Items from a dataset
++++++++++
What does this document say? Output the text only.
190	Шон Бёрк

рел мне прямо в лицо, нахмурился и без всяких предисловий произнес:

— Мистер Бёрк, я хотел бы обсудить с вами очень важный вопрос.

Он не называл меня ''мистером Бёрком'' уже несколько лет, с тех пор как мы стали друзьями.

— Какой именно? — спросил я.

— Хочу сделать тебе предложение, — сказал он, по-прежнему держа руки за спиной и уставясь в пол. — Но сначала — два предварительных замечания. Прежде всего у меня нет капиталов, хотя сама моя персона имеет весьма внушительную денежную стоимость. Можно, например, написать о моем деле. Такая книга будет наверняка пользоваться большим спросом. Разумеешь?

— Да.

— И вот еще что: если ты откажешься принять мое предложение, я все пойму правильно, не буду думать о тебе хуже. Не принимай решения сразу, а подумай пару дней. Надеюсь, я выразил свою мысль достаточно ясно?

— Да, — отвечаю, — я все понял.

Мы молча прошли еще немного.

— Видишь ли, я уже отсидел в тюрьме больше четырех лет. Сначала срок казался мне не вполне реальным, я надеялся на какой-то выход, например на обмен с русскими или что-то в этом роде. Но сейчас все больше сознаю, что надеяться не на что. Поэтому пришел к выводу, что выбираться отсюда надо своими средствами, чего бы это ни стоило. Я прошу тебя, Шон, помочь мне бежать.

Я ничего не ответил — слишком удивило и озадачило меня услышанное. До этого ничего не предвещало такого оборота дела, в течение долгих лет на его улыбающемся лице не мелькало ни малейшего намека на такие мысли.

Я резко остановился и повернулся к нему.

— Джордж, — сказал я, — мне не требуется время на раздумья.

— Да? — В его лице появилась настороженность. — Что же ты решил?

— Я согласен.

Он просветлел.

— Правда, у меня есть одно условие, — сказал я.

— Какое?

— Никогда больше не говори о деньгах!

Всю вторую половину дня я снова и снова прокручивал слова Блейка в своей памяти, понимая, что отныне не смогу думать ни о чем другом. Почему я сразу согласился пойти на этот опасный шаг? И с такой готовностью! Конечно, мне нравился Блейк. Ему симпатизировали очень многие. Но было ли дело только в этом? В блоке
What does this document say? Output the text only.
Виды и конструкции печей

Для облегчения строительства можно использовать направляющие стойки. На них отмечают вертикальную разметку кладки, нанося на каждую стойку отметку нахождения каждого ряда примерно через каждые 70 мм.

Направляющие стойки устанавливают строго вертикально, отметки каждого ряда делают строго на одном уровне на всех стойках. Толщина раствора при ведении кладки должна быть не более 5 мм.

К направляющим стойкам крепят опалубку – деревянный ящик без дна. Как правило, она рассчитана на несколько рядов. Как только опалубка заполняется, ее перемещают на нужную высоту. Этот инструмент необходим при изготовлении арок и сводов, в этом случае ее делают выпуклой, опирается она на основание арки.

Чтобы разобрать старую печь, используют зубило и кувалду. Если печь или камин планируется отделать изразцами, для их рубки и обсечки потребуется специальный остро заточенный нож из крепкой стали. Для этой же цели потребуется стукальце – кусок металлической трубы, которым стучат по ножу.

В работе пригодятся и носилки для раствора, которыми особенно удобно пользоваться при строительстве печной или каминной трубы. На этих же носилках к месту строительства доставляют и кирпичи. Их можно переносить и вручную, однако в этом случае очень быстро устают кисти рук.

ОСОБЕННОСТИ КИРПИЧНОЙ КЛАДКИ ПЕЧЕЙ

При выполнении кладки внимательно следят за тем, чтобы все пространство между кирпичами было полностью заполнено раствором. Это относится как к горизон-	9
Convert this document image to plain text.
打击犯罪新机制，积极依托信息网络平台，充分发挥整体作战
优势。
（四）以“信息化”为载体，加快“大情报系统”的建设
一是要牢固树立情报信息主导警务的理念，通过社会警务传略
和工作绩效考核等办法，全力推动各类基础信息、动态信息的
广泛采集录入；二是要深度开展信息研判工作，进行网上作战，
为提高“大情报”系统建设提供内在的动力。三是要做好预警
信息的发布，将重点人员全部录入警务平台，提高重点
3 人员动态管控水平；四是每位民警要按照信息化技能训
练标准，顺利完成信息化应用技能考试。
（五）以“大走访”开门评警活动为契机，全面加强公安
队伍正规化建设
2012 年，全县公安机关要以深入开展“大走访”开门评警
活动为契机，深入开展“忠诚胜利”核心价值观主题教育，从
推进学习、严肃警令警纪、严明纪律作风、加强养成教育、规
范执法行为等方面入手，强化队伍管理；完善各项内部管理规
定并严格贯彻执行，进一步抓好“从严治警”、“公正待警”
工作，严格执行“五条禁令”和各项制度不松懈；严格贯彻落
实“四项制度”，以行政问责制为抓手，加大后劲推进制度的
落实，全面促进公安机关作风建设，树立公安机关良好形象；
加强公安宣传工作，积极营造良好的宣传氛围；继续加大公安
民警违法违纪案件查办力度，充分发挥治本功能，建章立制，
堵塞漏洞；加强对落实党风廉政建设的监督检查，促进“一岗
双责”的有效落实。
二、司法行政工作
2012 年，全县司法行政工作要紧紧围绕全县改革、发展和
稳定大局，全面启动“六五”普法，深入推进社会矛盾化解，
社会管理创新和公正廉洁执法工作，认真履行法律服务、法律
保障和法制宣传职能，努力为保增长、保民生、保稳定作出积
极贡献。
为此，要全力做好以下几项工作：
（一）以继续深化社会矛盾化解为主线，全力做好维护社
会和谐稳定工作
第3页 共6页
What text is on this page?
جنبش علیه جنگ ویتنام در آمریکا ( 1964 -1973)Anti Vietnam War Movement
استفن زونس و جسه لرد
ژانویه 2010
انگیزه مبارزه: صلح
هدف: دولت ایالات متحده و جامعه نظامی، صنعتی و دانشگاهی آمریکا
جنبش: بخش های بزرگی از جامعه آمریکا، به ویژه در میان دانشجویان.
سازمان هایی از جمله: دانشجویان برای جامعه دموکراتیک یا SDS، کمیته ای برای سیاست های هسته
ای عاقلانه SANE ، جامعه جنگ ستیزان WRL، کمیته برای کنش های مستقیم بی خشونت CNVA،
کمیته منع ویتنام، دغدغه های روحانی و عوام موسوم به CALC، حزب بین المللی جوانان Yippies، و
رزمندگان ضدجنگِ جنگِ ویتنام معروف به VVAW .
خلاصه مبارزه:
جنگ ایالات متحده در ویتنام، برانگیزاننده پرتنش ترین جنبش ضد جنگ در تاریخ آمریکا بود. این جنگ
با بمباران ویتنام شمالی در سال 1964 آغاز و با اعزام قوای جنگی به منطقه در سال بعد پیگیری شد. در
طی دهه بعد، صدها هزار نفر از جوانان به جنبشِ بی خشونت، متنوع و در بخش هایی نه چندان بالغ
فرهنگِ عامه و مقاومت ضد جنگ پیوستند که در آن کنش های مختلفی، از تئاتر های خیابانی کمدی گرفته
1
++++++++++
→ Stated task
Extract each line of the material exactly as it stands.

→ Solution for this exercise
What does this document say? Output the text only.
190	Шон Бёрк

рел мне прямо в лицо, нахмурился и без всяких предисловий произнес:

— Мистер Бёрк, я хотел бы обсудить с вами очень важный вопрос.

Он не называл меня ''мистером Бёрком'' уже несколько лет, с тех пор как мы стали друзьями.

— Какой именно? — спросил я.

— Хочу сделать тебе предложение, — сказал он, по-прежнему держа руки за спиной и уставясь в пол. — Но сначала — два предварительных замечания. Прежде всего у меня нет капиталов, хотя сама моя персона имеет весьма внушительную денежную стоимость. Можно, например, написать о моем деле. Такая книга будет наверняка пользоваться большим спросом. Разумеешь?

— Да.

— И вот еще что: если ты откажешься принять мое предложение, я все пойму правильно, не буду думать о тебе хуже. Не принимай решения сразу, а подумай пару дней. Надеюсь, я выразил свою мысль достаточно ясно?

— Да, — отвечаю, — я все понял.

Мы молча прошли еще немного.

— Видишь ли, я уже отсидел в тюрьме больше четырех лет. Сначала срок казался мне не вполне реальным, я надеялся на какой-то выход, например на обмен с русскими или что-то в этом роде. Но сейчас все больше сознаю, что надеяться не на что. Поэтому пришел к выводу, что выбираться отсюда надо своими средствами, чего бы это ни стоило. Я прошу тебя, Шон, помочь мне бежать.

Я ничего не ответил — слишком удивило и озадачило меня услышанное. До этого ничего не предвещало такого оборота дела, в течение долгих лет на его улыбающемся лице не мелькало ни малейшего намека на такие мысли.

Я резко остановился и повернулся к нему.

— Джордж, — сказал я, — мне не требуется время на раздумья.

— Да? — В его лице появилась настороженность. — Что же ты решил?

— Я согласен.

Он просветлел.

— Правда, у меня есть одно условие, — сказал я.

— Какое?

— Никогда больше не говори о деньгах!

Всю вторую половину дня я снова и снова прокручивал слова Блейка в своей памяти, понимая, что отныне не смогу думать ни о чем другом. Почему я сразу согласился пойти на этот опасный шаг? И с такой готовностью! Конечно, мне нравился Блейк. Ему симпатизировали очень многие. Но было ли дело только в этом? В блоке
What does this document say? Output the text only.
Виды и конструкции печей

Для облегчения строительства можно использовать направляющие стойки. На них отмечают вертикальную разметку кладки, нанося на каждую стойку отметку нахождения каждого ряда примерно через каждые 70 мм.

Направляющие стойки устанавливают строго вертикально, отметки каждого ряда делают строго на одном уровне на всех стойках. Толщина раствора при ведении кладки должна быть не более 5 мм.

К направляющим стойкам крепят опалубку – деревянный ящик без дна. Как правило, она рассчитана на несколько рядов. Как только опалубка заполняется, ее перемещают на нужную высоту. Этот инструмент необходим при изготовлении арок и сводов, в этом случае ее делают выпуклой, опирается она на основание арки.

Чтобы разобрать старую печь, используют зубило и кувалду. Если печь или камин планируется отделать изразцами, для их рубки и обсечки потребуется специальный остро заточенный нож из крепкой стали. Для этой же цели потребуется стукальце – кусок металлической трубы, которым стучат по ножу.

В работе пригодятся и носилки для раствора, которыми особенно удобно пользоваться при строительстве печной или каминной трубы. На этих же носилках к месту строительства доставляют и кирпичи. Их можно переносить и вручную, однако в этом случае очень быстро устают кисти рук.

ОСОБЕННОСТИ КИРПИЧНОЙ КЛАДКИ ПЕЧЕЙ

При выполнении кладки внимательно следят за тем, чтобы все пространство между кирпичами было полностью заполнено раствором. Это относится как к горизон-	9
Convert this document image to plain text.
打击犯罪新机制，积极依托信息网络平台，充分发挥整体作战
优势。
（四）以“信息化”为载体，加快“大情报系统”的建设
一是要牢固树立情报信息主导警务的理念，通过社会警务传略
和工作绩效考核等办法，全力推动各类基础信息、动态信息的
广泛采集录入；二是要深度开展信息研判工作，进行网上作战，
为提高“大情报”系统建设提供内在的动力。三是要做好预警
信息的发布，将重点人员全部录入警务平台，提高重点
3 人员动态管控水平；四是每位民警要按照信息化技能训
练标准，顺利完成信息化应用技能考试。
（五）以“大走访”开门评警活动为契机，全面加强公安
队伍正规化建设
2012 年，全县公安机关要以深入开展“大走访”开门评警
活动为契机，深入开展“忠诚胜利”核心价值观主题教育，从
推进学习、严肃警令警纪、严明纪律作风、加强养成教育、规
范执法行为等方面入手，强化队伍管理；完善各项内部管理规
定并严格贯彻执行，进一步抓好“从严治警”、“公正待警”
工作，严格执行“五条禁令”和各项制度不松懈；严格贯彻落
实“四项制度”，以行政问责制为抓手，加大后劲推进制度的
落实，全面促进公安机关作风建设，树立公安机关良好形象；
加强公安宣传工作，积极营造良好的宣传氛围；继续加大公安
民警违法违纪案件查办力度，充分发挥治本功能，建章立制，
堵塞漏洞；加强对落实党风廉政建设的监督检查，促进“一岗
双责”的有效落实。
二、司法行政工作
2012 年，全县司法行政工作要紧紧围绕全县改革、发展和
稳定大局，全面启动“六五”普法，深入推进社会矛盾化解，
社会管理创新和公正廉洁执法工作，认真履行法律服务、法律
保障和法制宣传职能，努力为保增长、保民生、保稳定作出积
极贡献。
为此，要全力做好以下几项工作：
（一）以继续深化社会矛盾化解为主线，全力做好维护社
会和谐稳定工作
第3页 共6页
What text is on this page?
جنبش علیه جنگ ویتنام در آمریکا ( 1964 -1973)Anti Vietnam War Movement
استفن زونس و جسه لرد
ژانویه 2010
انگیزه مبارزه: صلح
هدف: دولت ایالات متحده و جامعه نظامی، صنعتی و دانشگاهی آمریکا
جنبش: بخش های بزرگی از جامعه آمریکا، به ویژه در میان دانشجویان.
سازمان هایی از جمله: دانشجویان برای جامعه دموکراتیک یا SDS، کمیته ای برای سیاست های هسته
ای عاقلانه SANE ، جامعه جنگ ستیزان WRL، کمیته برای کنش های مستقیم بی خشونت CNVA،
کمیته منع ویتنام، دغدغه های روحانی و عوام موسوم به CALC، حزب بین المللی جوانان Yippies، و
رزمندگان ضدجنگِ جنگِ ویتنام معروف به VVAW .
خلاصه مبارزه:
جنگ ایالات متحده در ویتنام، برانگیزاننده پرتنش ترین جنبش ضد جنگ در تاریخ آمریکا بود. این جنگ
با بمباران ویتنام شمالی در سال 1964 آغاز و با اعزام قوای جنگی به منطقه در سال بعد پیگیری شد. در
طی دهه بعد، صدها هزار نفر از جوانان به جنبشِ بی خشونت، متنوع و در بخش هایی نه چندان بالغ
فرهنگِ عامه و مقاومت ضد جنگ پیوستند که در آن کنش های مختلفی، از تئاتر های خیابانی کمدی گرفته
1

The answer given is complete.